§ **Brief**
Find how many lines hold the word "oxygen". Give only the number.
* * * * * * * * *
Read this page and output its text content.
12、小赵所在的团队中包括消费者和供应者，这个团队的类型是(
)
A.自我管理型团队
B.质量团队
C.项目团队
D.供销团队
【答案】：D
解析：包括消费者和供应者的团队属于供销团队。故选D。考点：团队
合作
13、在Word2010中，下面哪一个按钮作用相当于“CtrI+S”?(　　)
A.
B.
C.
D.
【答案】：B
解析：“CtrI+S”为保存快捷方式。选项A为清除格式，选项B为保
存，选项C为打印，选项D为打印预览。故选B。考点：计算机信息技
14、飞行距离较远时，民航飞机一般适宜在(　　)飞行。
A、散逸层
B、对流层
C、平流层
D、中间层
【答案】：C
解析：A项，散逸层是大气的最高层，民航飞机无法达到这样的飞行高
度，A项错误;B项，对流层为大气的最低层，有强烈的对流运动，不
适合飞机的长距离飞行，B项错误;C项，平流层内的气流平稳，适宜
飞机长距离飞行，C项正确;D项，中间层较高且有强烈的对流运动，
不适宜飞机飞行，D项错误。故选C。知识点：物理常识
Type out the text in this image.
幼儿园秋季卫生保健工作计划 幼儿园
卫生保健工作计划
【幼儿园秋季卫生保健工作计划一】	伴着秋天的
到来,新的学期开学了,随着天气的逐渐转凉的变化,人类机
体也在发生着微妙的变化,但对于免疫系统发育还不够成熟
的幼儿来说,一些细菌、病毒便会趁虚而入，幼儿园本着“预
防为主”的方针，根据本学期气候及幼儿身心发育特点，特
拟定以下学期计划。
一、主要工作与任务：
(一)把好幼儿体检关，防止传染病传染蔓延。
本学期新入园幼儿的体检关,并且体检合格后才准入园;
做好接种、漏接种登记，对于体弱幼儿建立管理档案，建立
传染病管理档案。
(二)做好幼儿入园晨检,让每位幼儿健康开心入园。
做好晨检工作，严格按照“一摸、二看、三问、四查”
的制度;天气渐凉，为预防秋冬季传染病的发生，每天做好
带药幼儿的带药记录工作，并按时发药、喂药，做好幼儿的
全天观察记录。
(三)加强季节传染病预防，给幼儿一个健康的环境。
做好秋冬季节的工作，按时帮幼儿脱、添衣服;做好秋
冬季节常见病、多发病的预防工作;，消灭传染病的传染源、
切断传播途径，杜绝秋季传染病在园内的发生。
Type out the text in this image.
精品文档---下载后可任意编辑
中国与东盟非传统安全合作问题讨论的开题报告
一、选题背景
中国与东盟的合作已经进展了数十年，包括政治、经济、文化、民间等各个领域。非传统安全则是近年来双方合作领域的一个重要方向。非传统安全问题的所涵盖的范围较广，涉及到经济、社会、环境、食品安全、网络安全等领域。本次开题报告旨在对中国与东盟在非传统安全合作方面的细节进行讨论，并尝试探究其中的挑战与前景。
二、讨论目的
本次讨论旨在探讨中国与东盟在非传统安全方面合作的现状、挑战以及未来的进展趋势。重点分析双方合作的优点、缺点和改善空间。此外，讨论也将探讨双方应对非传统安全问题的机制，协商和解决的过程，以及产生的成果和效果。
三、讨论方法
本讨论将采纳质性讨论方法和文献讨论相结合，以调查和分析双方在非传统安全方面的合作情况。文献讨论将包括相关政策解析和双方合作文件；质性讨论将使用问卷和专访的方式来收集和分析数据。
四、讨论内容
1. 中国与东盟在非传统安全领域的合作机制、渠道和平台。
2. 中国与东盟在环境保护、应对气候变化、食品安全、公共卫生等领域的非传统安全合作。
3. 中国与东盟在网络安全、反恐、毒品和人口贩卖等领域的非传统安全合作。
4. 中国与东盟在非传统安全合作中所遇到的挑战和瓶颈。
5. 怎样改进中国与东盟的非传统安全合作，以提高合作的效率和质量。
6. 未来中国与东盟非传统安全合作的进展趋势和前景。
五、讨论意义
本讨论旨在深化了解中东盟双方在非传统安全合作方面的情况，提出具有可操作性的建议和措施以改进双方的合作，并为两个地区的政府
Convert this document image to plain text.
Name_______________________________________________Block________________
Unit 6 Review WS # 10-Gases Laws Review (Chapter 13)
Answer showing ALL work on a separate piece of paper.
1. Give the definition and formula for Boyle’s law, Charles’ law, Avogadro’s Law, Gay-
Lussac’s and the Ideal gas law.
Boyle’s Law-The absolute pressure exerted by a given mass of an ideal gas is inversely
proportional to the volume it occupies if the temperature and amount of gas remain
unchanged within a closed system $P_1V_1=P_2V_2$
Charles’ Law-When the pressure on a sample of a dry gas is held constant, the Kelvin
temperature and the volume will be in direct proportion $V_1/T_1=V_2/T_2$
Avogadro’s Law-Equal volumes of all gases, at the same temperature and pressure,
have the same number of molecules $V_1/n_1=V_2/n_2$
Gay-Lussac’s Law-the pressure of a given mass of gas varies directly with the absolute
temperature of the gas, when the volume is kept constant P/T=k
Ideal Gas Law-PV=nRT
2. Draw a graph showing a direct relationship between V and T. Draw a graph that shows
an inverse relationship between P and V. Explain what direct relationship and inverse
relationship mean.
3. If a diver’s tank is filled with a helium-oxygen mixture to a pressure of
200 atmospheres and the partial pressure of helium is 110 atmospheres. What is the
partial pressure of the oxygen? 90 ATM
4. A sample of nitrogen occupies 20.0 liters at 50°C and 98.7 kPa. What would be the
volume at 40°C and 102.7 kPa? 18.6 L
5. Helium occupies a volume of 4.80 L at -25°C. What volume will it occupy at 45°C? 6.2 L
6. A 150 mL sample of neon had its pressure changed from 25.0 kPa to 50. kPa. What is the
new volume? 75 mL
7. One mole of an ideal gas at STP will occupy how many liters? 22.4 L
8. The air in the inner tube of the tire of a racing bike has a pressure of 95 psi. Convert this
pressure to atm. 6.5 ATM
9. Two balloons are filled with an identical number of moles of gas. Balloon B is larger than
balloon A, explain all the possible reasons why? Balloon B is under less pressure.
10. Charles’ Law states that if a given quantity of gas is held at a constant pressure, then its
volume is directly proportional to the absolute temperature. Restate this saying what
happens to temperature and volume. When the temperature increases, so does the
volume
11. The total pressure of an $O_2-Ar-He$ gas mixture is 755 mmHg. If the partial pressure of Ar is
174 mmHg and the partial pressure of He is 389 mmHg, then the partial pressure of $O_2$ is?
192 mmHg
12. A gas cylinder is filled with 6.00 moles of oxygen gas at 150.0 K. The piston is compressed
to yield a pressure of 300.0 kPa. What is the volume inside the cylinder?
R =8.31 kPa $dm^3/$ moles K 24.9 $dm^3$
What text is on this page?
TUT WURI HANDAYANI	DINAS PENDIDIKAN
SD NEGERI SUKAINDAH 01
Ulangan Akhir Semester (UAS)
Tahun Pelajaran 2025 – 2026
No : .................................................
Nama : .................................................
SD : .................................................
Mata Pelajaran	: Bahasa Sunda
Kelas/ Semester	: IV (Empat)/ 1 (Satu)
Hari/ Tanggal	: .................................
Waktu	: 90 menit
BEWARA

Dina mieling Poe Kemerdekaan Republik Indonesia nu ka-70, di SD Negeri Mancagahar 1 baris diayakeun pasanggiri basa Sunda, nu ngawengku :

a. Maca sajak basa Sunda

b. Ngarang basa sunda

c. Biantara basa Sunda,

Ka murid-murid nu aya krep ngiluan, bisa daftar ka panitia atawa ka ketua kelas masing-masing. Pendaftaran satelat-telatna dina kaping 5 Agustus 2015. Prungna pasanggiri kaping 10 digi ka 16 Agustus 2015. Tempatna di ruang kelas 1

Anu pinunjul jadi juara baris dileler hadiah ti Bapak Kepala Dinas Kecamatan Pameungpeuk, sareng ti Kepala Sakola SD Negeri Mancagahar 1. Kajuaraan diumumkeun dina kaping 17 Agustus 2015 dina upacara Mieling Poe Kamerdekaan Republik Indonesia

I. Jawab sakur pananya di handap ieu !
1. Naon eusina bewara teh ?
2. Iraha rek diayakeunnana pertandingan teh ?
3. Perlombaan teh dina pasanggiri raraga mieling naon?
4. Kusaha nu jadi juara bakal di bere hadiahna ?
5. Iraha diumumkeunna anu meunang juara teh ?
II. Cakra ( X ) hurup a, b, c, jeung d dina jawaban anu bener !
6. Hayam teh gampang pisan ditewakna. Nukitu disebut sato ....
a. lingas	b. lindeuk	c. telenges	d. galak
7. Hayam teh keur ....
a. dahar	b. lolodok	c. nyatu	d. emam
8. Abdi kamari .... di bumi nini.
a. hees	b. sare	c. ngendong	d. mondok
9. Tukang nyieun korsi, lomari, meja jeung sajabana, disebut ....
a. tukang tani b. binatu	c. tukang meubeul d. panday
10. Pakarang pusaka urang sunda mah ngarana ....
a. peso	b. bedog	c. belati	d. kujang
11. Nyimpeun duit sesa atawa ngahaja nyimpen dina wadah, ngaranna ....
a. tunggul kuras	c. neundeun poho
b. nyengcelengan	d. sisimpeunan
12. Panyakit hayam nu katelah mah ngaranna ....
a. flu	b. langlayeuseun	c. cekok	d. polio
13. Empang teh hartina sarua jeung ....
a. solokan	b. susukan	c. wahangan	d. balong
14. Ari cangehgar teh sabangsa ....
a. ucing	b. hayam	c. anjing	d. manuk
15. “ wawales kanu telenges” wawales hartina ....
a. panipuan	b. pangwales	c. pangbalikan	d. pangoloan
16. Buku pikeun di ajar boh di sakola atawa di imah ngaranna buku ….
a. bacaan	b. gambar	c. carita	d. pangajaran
* * * * * * * * *
§ **Output of the task**
3